▶ _Stated task_:
Repeat the material verbatim and drop the pictures.
# START OF Extracted material
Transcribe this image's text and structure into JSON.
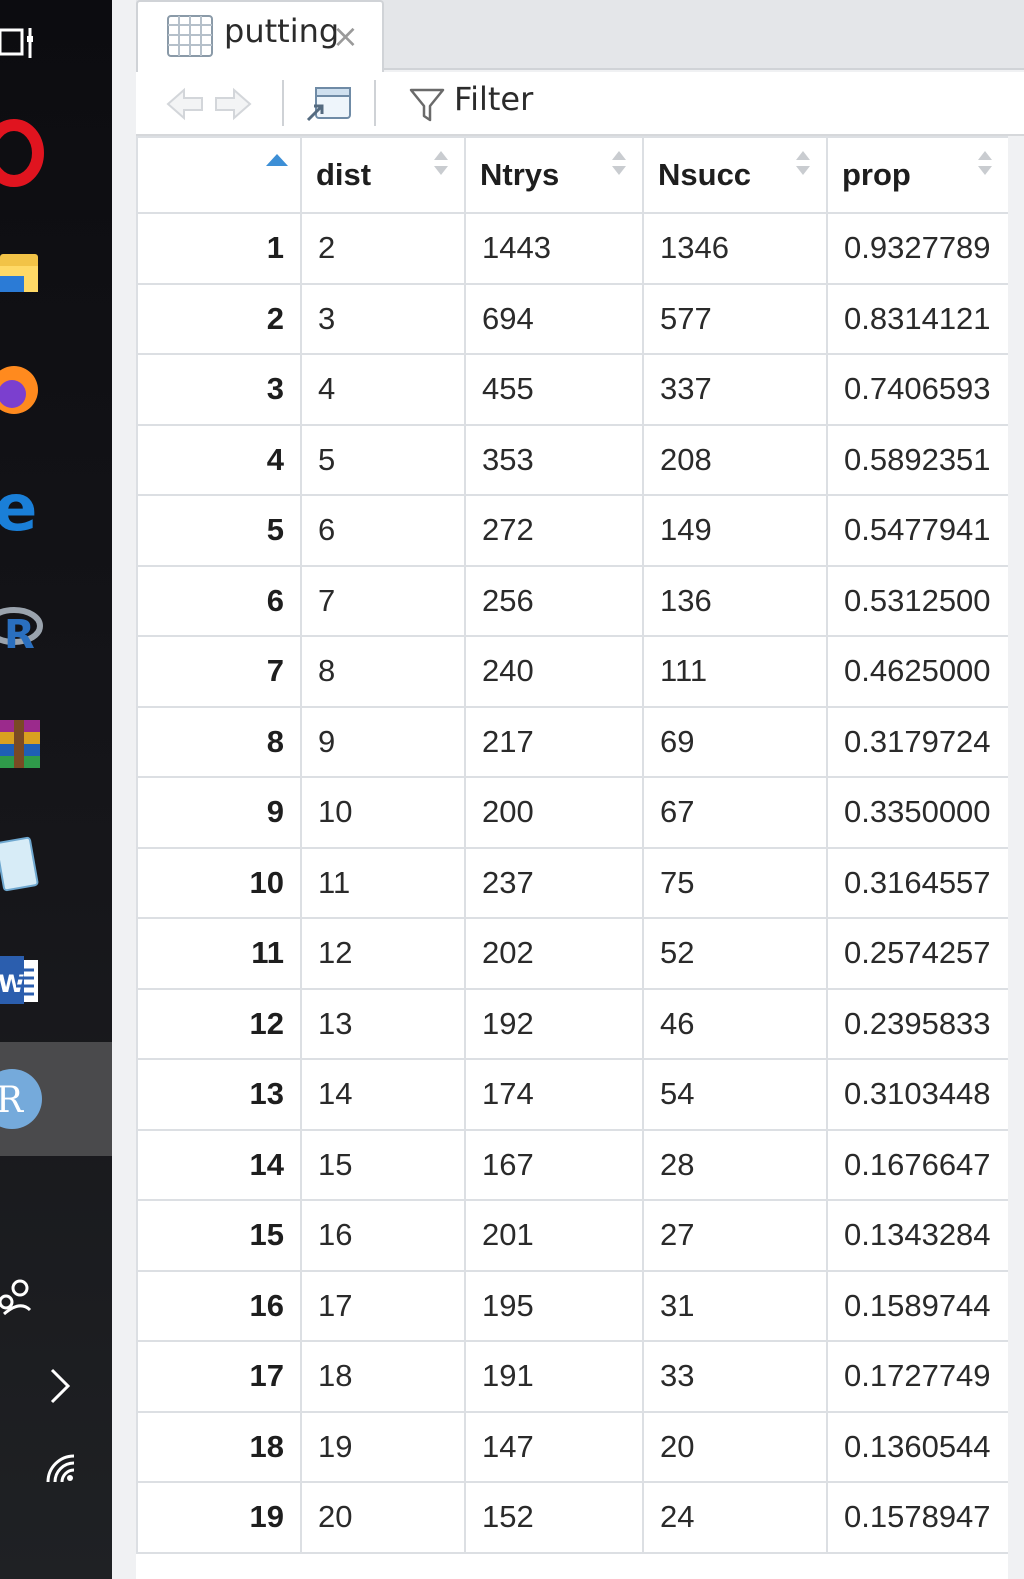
{
  "taskbar": {
    "icons": [
      "task-view-icon",
      "opera-icon",
      "file-explorer-icon",
      "firefox-icon",
      "edge-icon",
      "r-icon",
      "winrar-icon",
      "notepad-icon",
      "word-icon",
      "rstudio-icon",
      "people-icon",
      "chevron-right-icon",
      "wifi-icon"
    ],
    "active": "rstudio-icon"
  },
  "tab": {
    "title": "putting",
    "close": "×"
  },
  "toolbar": {
    "filter_label": "Filter"
  },
  "table": {
    "columns": [
      "dist",
      "Ntrys",
      "Nsucc",
      "prop"
    ],
    "sort_indicator": "ascending",
    "rows": [
      {
        "n": "1",
        "dist": "2",
        "ntrys": "1443",
        "nsucc": "1346",
        "prop": "0.9327789"
      },
      {
        "n": "2",
        "dist": "3",
        "ntrys": "694",
        "nsucc": "577",
        "prop": "0.8314121"
      },
      {
        "n": "3",
        "dist": "4",
        "ntrys": "455",
        "nsucc": "337",
        "prop": "0.7406593"
      },
      {
        "n": "4",
        "dist": "5",
        "ntrys": "353",
        "nsucc": "208",
        "prop": "0.5892351"
      },
      {
        "n": "5",
        "dist": "6",
        "ntrys": "272",
        "nsucc": "149",
        "prop": "0.5477941"
      },
      {
        "n": "6",
        "dist": "7",
        "ntrys": "256",
        "nsucc": "136",
        "prop": "0.5312500"
      },
      {
        "n": "7",
        "dist": "8",
        "ntrys": "240",
        "nsucc": "111",
        "prop": "0.4625000"
      },
      {
        "n": "8",
        "dist": "9",
        "ntrys": "217",
        "nsucc": "69",
        "prop": "0.3179724"
      },
      {
        "n": "9",
        "dist": "10",
        "ntrys": "200",
        "nsucc": "67",
        "prop": "0.3350000"
      },
      {
        "n": "10",
        "dist": "11",
        "ntrys": "237",
        "nsucc": "75",
        "prop": "0.3164557"
      },
      {
        "n": "11",
        "dist": "12",
        "ntrys": "202",
        "nsucc": "52",
        "prop": "0.2574257"
      },
      {
        "n": "12",
        "dist": "13",
        "ntrys": "192",
        "nsucc": "46",
        "prop": "0.2395833"
      },
      {
        "n": "13",
        "dist": "14",
        "ntrys": "174",
        "nsucc": "54",
        "prop": "0.3103448"
      },
      {
        "n": "14",
        "dist": "15",
        "ntrys": "167",
        "nsucc": "28",
        "prop": "0.1676647"
      },
      {
        "n": "15",
        "dist": "16",
        "ntrys": "201",
        "nsucc": "27",
        "prop": "0.1343284"
      },
      {
        "n": "16",
        "dist": "17",
        "ntrys": "195",
        "nsucc": "31",
        "prop": "0.1589744"
      },
      {
        "n": "17",
        "dist": "18",
        "ntrys": "191",
        "nsucc": "33",
        "prop": "0.1727749"
      },
      {
        "n": "18",
        "dist": "19",
        "ntrys": "147",
        "nsucc": "20",
        "prop": "0.1360544"
      },
      {
        "n": "19",
        "dist": "20",
        "ntrys": "152",
        "nsucc": "24",
        "prop": "0.1578947"
      }
    ]
  }
}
# END OF Extracted material
▶ _Response to the exercise_:
Transcribe this image's text and structure into JSON.
{
  "taskbar": {
    "icons": [
      "task-view-icon",
      "opera-icon",
      "file-explorer-icon",
      "firefox-icon",
      "edge-icon",
      "r-icon",
      "winrar-icon",
      "notepad-icon",
      "word-icon",
      "rstudio-icon",
      "people-icon",
      "chevron-right-icon",
      "wifi-icon"
    ],
    "active": "rstudio-icon"
  },
  "tab": {
    "title": "putting",
    "close": "×"
  },
  "toolbar": {
    "filter_label": "Filter"
  },
  "table": {
    "columns": [
      "dist",
      "Ntrys",
      "Nsucc",
      "prop"
    ],
    "sort_indicator": "ascending",
    "rows": [
      {
        "n": "1",
        "dist": "2",
        "ntrys": "1443",
        "nsucc": "1346",
        "prop": "0.9327789"
      },
      {
        "n": "2",
        "dist": "3",
        "ntrys": "694",
        "nsucc": "577",
        "prop": "0.8314121"
      },
      {
        "n": "3",
        "dist": "4",
        "ntrys": "455",
        "nsucc": "337",
        "prop": "0.7406593"
      },
      {
        "n": "4",
        "dist": "5",
        "ntrys": "353",
        "nsucc": "208",
        "prop": "0.5892351"
      },
      {
        "n": "5",
        "dist": "6",
        "ntrys": "272",
        "nsucc": "149",
        "prop": "0.5477941"
      },
      {
        "n": "6",
        "dist": "7",
        "ntrys": "256",
        "nsucc": "136",
        "prop": "0.5312500"
      },
      {
        "n": "7",
        "dist": "8",
        "ntrys": "240",
        "nsucc": "111",
        "prop": "0.4625000"
      },
      {
        "n": "8",
        "dist": "9",
        "ntrys": "217",
        "nsucc": "69",
        "prop": "0.3179724"
      },
      {
        "n": "9",
        "dist": "10",
        "ntrys": "200",
        "nsucc": "67",
        "prop": "0.3350000"
      },
      {
        "n": "10",
        "dist": "11",
        "ntrys": "237",
        "nsucc": "75",
        "prop": "0.3164557"
      },
      {
        "n": "11",
        "dist": "12",
        "ntrys": "202",
        "nsucc": "52",
        "prop": "0.2574257"
      },
      {
        "n": "12",
        "dist": "13",
        "ntrys": "192",
        "nsucc": "46",
        "prop": "0.2395833"
      },
      {
        "n": "13",
        "dist": "14",
        "ntrys": "174",
        "nsucc": "54",
        "prop": "0.3103448"
      },
      {
        "n": "14",
        "dist": "15",
        "ntrys": "167",
        "nsucc": "28",
        "prop": "0.1676647"
      },
      {
        "n": "15",
        "dist": "16",
        "ntrys": "201",
        "nsucc": "27",
        "prop": "0.1343284"
      },
      {
        "n": "16",
        "dist": "17",
        "ntrys": "195",
        "nsucc": "31",
        "prop": "0.1589744"
      },
      {
        "n": "17",
        "dist": "18",
        "ntrys": "191",
        "nsucc": "33",
        "prop": "0.1727749"
      },
      {
        "n": "18",
        "dist": "19",
        "ntrys": "147",
        "nsucc": "20",
        "prop": "0.1360544"
      },
      {
        "n": "19",
        "dist": "20",
        "ntrys": "152",
        "nsucc": "24",
        "prop": "0.1578947"
      }
    ]
  }
}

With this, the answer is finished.